:: AIM ::
Reproduce all the entries exactly and keep the pictures out.

:: EXTRACTED RECORDS ::
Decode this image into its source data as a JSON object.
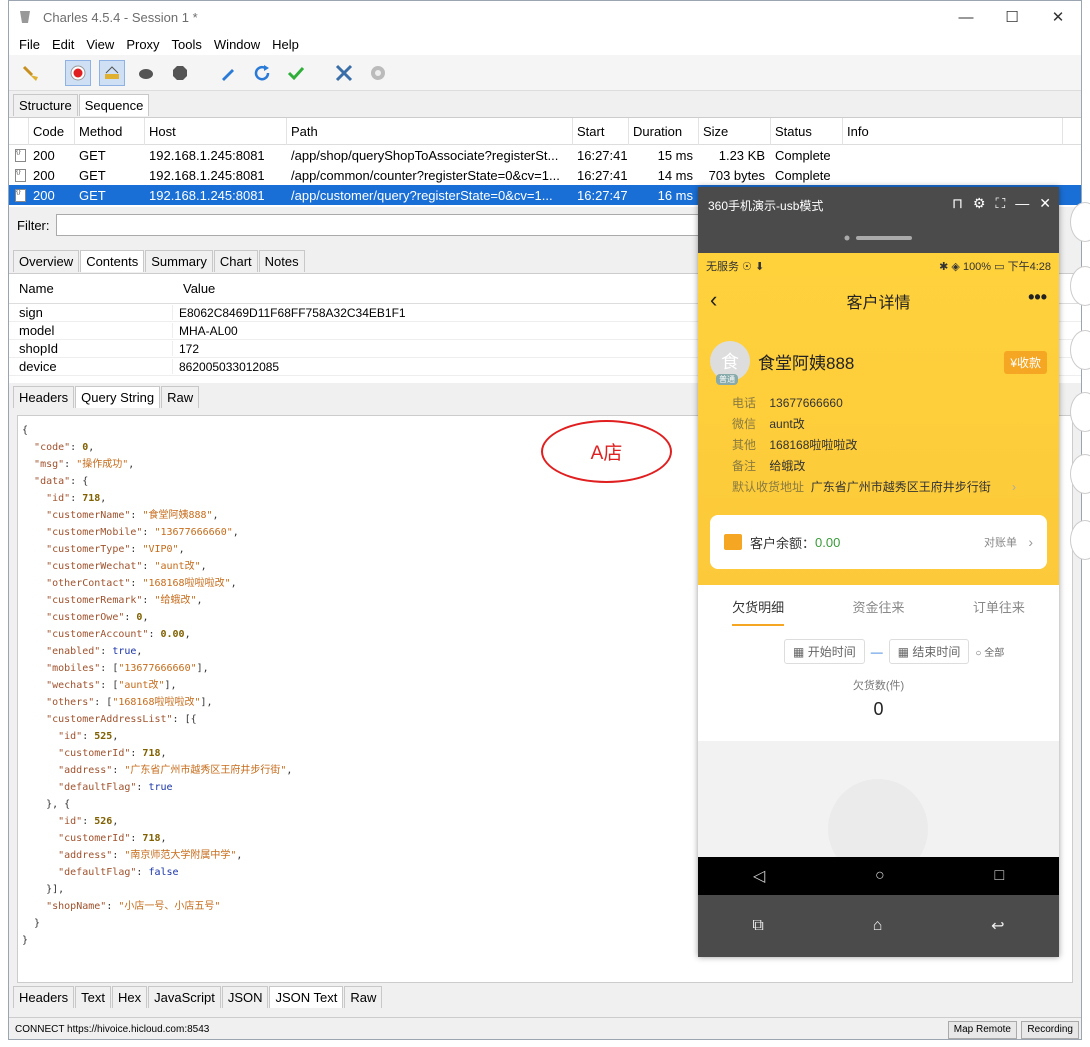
{
  "window": {
    "title": "Charles 4.5.4 - Session 1 *"
  },
  "menu": [
    "File",
    "Edit",
    "View",
    "Proxy",
    "Tools",
    "Window",
    "Help"
  ],
  "top_tabs": [
    "Structure",
    "Sequence"
  ],
  "sequence": {
    "columns": [
      "Code",
      "Method",
      "Host",
      "Path",
      "Start",
      "Duration",
      "Size",
      "Status",
      "Info"
    ],
    "rows": [
      {
        "code": "200",
        "method": "GET",
        "host": "192.168.1.245:8081",
        "path": "/app/shop/queryShopToAssociate?registerSt...",
        "start": "16:27:41",
        "duration": "15 ms",
        "size": "1.23 KB",
        "status": "Complete"
      },
      {
        "code": "200",
        "method": "GET",
        "host": "192.168.1.245:8081",
        "path": "/app/common/counter?registerState=0&cv=1...",
        "start": "16:27:41",
        "duration": "14 ms",
        "size": "703 bytes",
        "status": "Complete"
      },
      {
        "code": "200",
        "method": "GET",
        "host": "192.168.1.245:8081",
        "path": "/app/customer/query?registerState=0&cv=1...",
        "start": "16:27:47",
        "duration": "16 ms",
        "size": "",
        "status": ""
      }
    ]
  },
  "filter_label": "Filter:",
  "content_tabs": [
    "Overview",
    "Contents",
    "Summary",
    "Chart",
    "Notes"
  ],
  "kv": {
    "head_name": "Name",
    "head_value": "Value",
    "rows": [
      {
        "name": "sign",
        "value": "E8062C8469D11F68FF758A32C34EB1F1"
      },
      {
        "name": "model",
        "value": "MHA-AL00"
      },
      {
        "name": "shopId",
        "value": "172"
      },
      {
        "name": "device",
        "value": "862005033012085"
      }
    ]
  },
  "query_tabs": [
    "Headers",
    "Query String",
    "Raw"
  ],
  "annotation": "A店",
  "bottom_tabs": [
    "Headers",
    "Text",
    "Hex",
    "JavaScript",
    "JSON",
    "JSON Text",
    "Raw"
  ],
  "status": {
    "connect": "CONNECT https://hivoice.hicloud.com:8543",
    "map_remote": "Map Remote",
    "recording": "Recording"
  },
  "phone": {
    "window_title": "360手机演示-usb模式",
    "status_left": "无服务 ☉ ⬇",
    "status_right": "✱ ◈ 100% ▭ 下午4:28",
    "page_title": "客户详情",
    "avatar_char": "食",
    "avatar_tag": "普通",
    "customer_name": "食堂阿姨888",
    "collect": "¥收款",
    "info": [
      {
        "label": "电话",
        "value": "13677666660"
      },
      {
        "label": "微信",
        "value": "aunt改"
      },
      {
        "label": "其他",
        "value": "168168啦啦啦改"
      },
      {
        "label": "备注",
        "value": "给蛾改"
      }
    ],
    "address_label": "默认收货地址",
    "address_value": "广东省广州市越秀区王府井步行街",
    "balance_label": "客户余额：",
    "balance_value": "0.00",
    "balance_link": "对账单",
    "tabs": [
      "欠货明细",
      "资金往来",
      "订单往来"
    ],
    "start_time": "开始时间",
    "end_time": "结束时间",
    "all": "全部",
    "owe_label": "欠货数(件)",
    "owe_value": "0"
  }
}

:: COMPLETE RESPONSE ::
Decode this image into its source data as a JSON object.
{
  "window": {
    "title": "Charles 4.5.4 - Session 1 *"
  },
  "menu": [
    "File",
    "Edit",
    "View",
    "Proxy",
    "Tools",
    "Window",
    "Help"
  ],
  "top_tabs": [
    "Structure",
    "Sequence"
  ],
  "sequence": {
    "columns": [
      "Code",
      "Method",
      "Host",
      "Path",
      "Start",
      "Duration",
      "Size",
      "Status",
      "Info"
    ],
    "rows": [
      {
        "code": "200",
        "method": "GET",
        "host": "192.168.1.245:8081",
        "path": "/app/shop/queryShopToAssociate?registerSt...",
        "start": "16:27:41",
        "duration": "15 ms",
        "size": "1.23 KB",
        "status": "Complete"
      },
      {
        "code": "200",
        "method": "GET",
        "host": "192.168.1.245:8081",
        "path": "/app/common/counter?registerState=0&cv=1...",
        "start": "16:27:41",
        "duration": "14 ms",
        "size": "703 bytes",
        "status": "Complete"
      },
      {
        "code": "200",
        "method": "GET",
        "host": "192.168.1.245:8081",
        "path": "/app/customer/query?registerState=0&cv=1...",
        "start": "16:27:47",
        "duration": "16 ms",
        "size": "",
        "status": ""
      }
    ]
  },
  "filter_label": "Filter:",
  "content_tabs": [
    "Overview",
    "Contents",
    "Summary",
    "Chart",
    "Notes"
  ],
  "kv": {
    "head_name": "Name",
    "head_value": "Value",
    "rows": [
      {
        "name": "sign",
        "value": "E8062C8469D11F68FF758A32C34EB1F1"
      },
      {
        "name": "model",
        "value": "MHA-AL00"
      },
      {
        "name": "shopId",
        "value": "172"
      },
      {
        "name": "device",
        "value": "862005033012085"
      }
    ]
  },
  "query_tabs": [
    "Headers",
    "Query String",
    "Raw"
  ],
  "annotation": "A店",
  "bottom_tabs": [
    "Headers",
    "Text",
    "Hex",
    "JavaScript",
    "JSON",
    "JSON Text",
    "Raw"
  ],
  "status": {
    "connect": "CONNECT https://hivoice.hicloud.com:8543",
    "map_remote": "Map Remote",
    "recording": "Recording"
  },
  "phone": {
    "window_title": "360手机演示-usb模式",
    "status_left": "无服务 ☉ ⬇",
    "status_right": "✱ ◈ 100% ▭ 下午4:28",
    "page_title": "客户详情",
    "avatar_char": "食",
    "avatar_tag": "普通",
    "customer_name": "食堂阿姨888",
    "collect": "¥收款",
    "info": [
      {
        "label": "电话",
        "value": "13677666660"
      },
      {
        "label": "微信",
        "value": "aunt改"
      },
      {
        "label": "其他",
        "value": "168168啦啦啦改"
      },
      {
        "label": "备注",
        "value": "给蛾改"
      }
    ],
    "address_label": "默认收货地址",
    "address_value": "广东省广州市越秀区王府井步行街",
    "balance_label": "客户余额：",
    "balance_value": "0.00",
    "balance_link": "对账单",
    "tabs": [
      "欠货明细",
      "资金往来",
      "订单往来"
    ],
    "start_time": "开始时间",
    "end_time": "结束时间",
    "all": "全部",
    "owe_label": "欠货数(件)",
    "owe_value": "0"
  }
}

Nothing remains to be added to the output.